- [Dataset entries]:
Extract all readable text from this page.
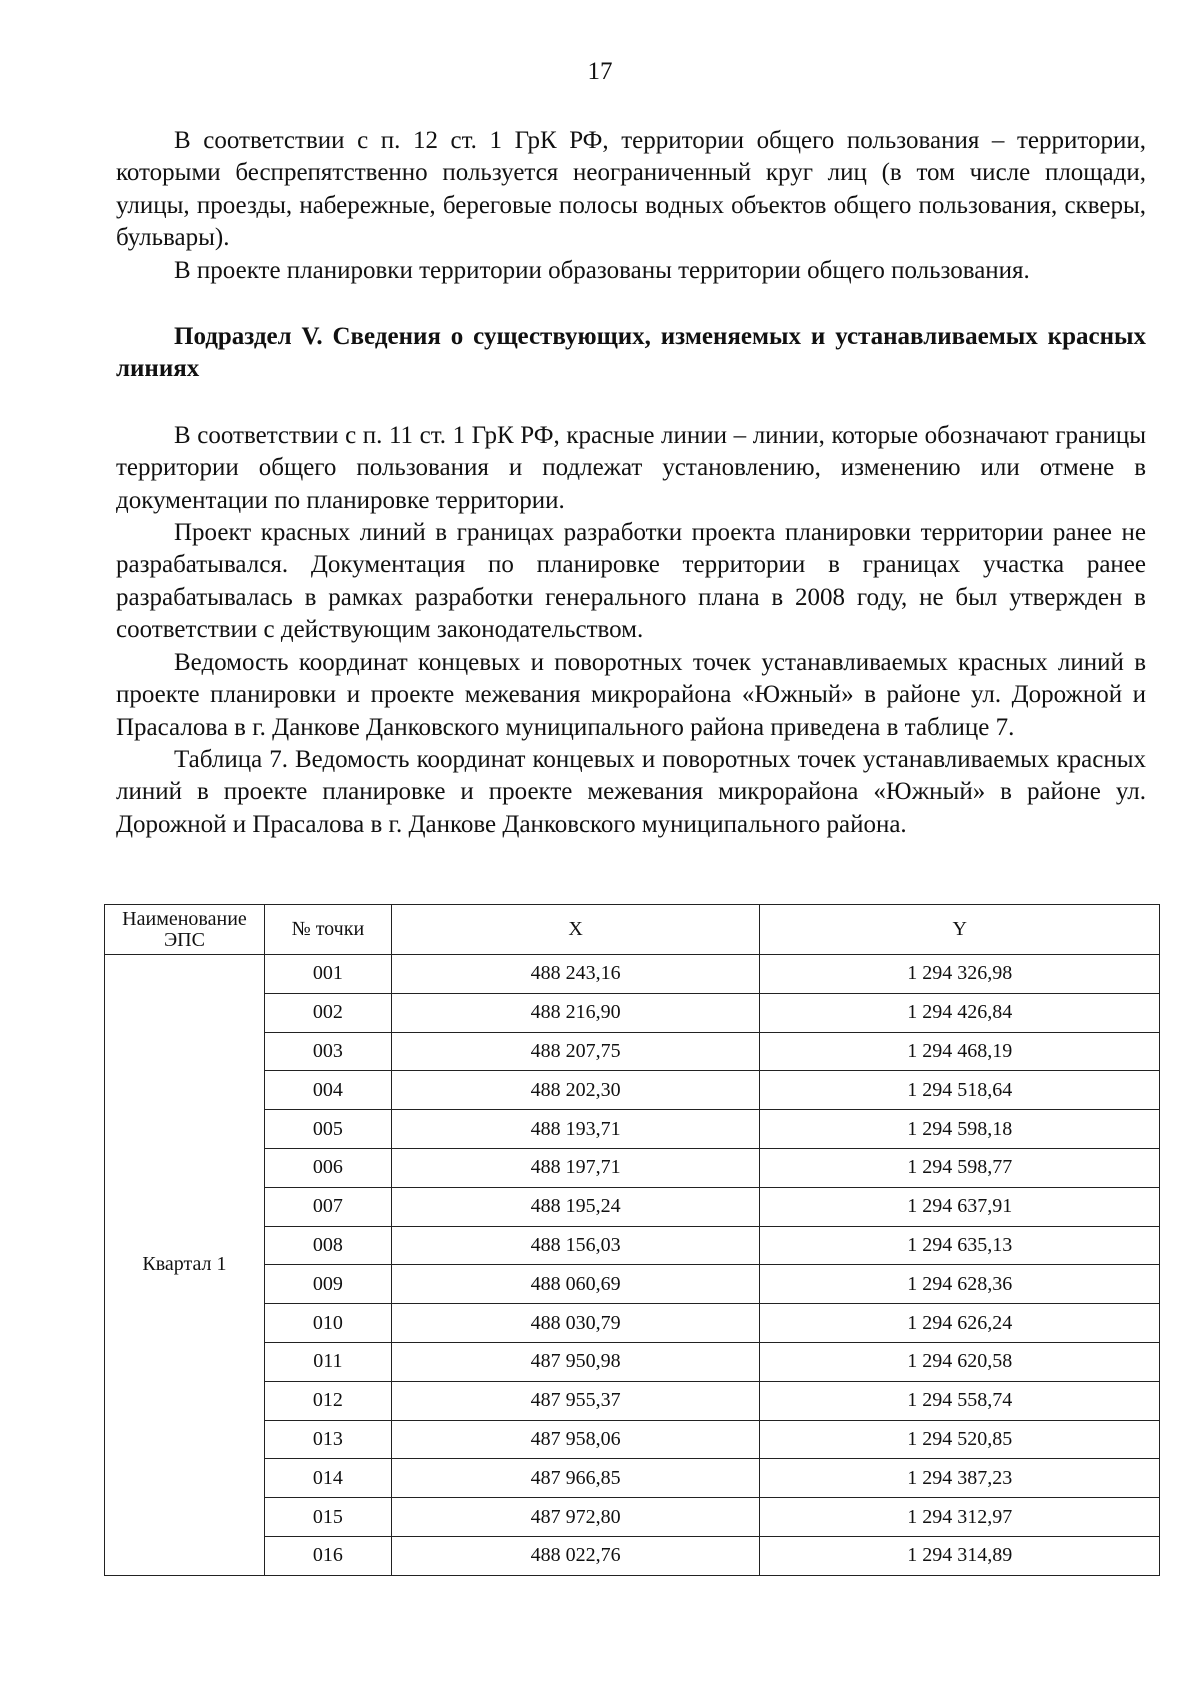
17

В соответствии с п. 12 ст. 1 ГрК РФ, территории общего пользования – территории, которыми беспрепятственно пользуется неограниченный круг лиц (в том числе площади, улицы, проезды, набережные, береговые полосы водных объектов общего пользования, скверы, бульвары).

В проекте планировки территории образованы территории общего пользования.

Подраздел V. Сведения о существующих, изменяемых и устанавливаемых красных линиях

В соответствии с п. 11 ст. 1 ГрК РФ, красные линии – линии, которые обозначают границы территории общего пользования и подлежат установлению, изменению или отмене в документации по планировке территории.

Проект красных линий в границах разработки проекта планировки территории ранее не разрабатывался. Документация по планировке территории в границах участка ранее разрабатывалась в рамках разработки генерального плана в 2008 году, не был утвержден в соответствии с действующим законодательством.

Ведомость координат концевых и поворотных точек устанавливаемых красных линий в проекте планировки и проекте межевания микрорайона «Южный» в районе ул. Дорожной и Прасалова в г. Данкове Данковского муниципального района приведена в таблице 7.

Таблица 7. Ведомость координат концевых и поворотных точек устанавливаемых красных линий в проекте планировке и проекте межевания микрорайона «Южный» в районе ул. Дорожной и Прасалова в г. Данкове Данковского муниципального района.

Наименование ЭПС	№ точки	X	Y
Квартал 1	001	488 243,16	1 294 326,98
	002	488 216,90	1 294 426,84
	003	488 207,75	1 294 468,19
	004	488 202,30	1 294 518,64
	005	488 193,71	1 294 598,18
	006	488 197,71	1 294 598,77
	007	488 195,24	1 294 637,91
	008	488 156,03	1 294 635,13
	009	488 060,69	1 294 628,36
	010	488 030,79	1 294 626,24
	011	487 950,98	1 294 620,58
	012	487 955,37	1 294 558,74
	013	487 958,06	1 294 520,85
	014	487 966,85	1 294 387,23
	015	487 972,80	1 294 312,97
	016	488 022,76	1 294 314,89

- [Task description]:
Copy out all the records exactly, excluding pictures.

- [The solution]:
Extract all readable text from this page.
17

В соответствии с п. 12 ст. 1 ГрК РФ, территории общего пользования – территории, которыми беспрепятственно пользуется неограниченный круг лиц (в том числе площади, улицы, проезды, набережные, береговые полосы водных объектов общего пользования, скверы, бульвары).

В проекте планировки территории образованы территории общего пользования.

Подраздел V. Сведения о существующих, изменяемых и устанавливаемых красных линиях

В соответствии с п. 11 ст. 1 ГрК РФ, красные линии – линии, которые обозначают границы территории общего пользования и подлежат установлению, изменению или отмене в документации по планировке территории.

Проект красных линий в границах разработки проекта планировки территории ранее не разрабатывался. Документация по планировке территории в границах участка ранее разрабатывалась в рамках разработки генерального плана в 2008 году, не был утвержден в соответствии с действующим законодательством.

Ведомость координат концевых и поворотных точек устанавливаемых красных линий в проекте планировки и проекте межевания микрорайона «Южный» в районе ул. Дорожной и Прасалова в г. Данкове Данковского муниципального района приведена в таблице 7.

Таблица 7. Ведомость координат концевых и поворотных точек устанавливаемых красных линий в проекте планировке и проекте межевания микрорайона «Южный» в районе ул. Дорожной и Прасалова в г. Данкове Данковского муниципального района.

Наименование ЭПС	№ точки	X	Y
Квартал 1	001	488 243,16	1 294 326,98
	002	488 216,90	1 294 426,84
	003	488 207,75	1 294 468,19
	004	488 202,30	1 294 518,64
	005	488 193,71	1 294 598,18
	006	488 197,71	1 294 598,77
	007	488 195,24	1 294 637,91
	008	488 156,03	1 294 635,13
	009	488 060,69	1 294 628,36
	010	488 030,79	1 294 626,24
	011	487 950,98	1 294 620,58
	012	487 955,37	1 294 558,74
	013	487 958,06	1 294 520,85
	014	487 966,85	1 294 387,23
	015	487 972,80	1 294 312,97
	016	488 022,76	1 294 314,89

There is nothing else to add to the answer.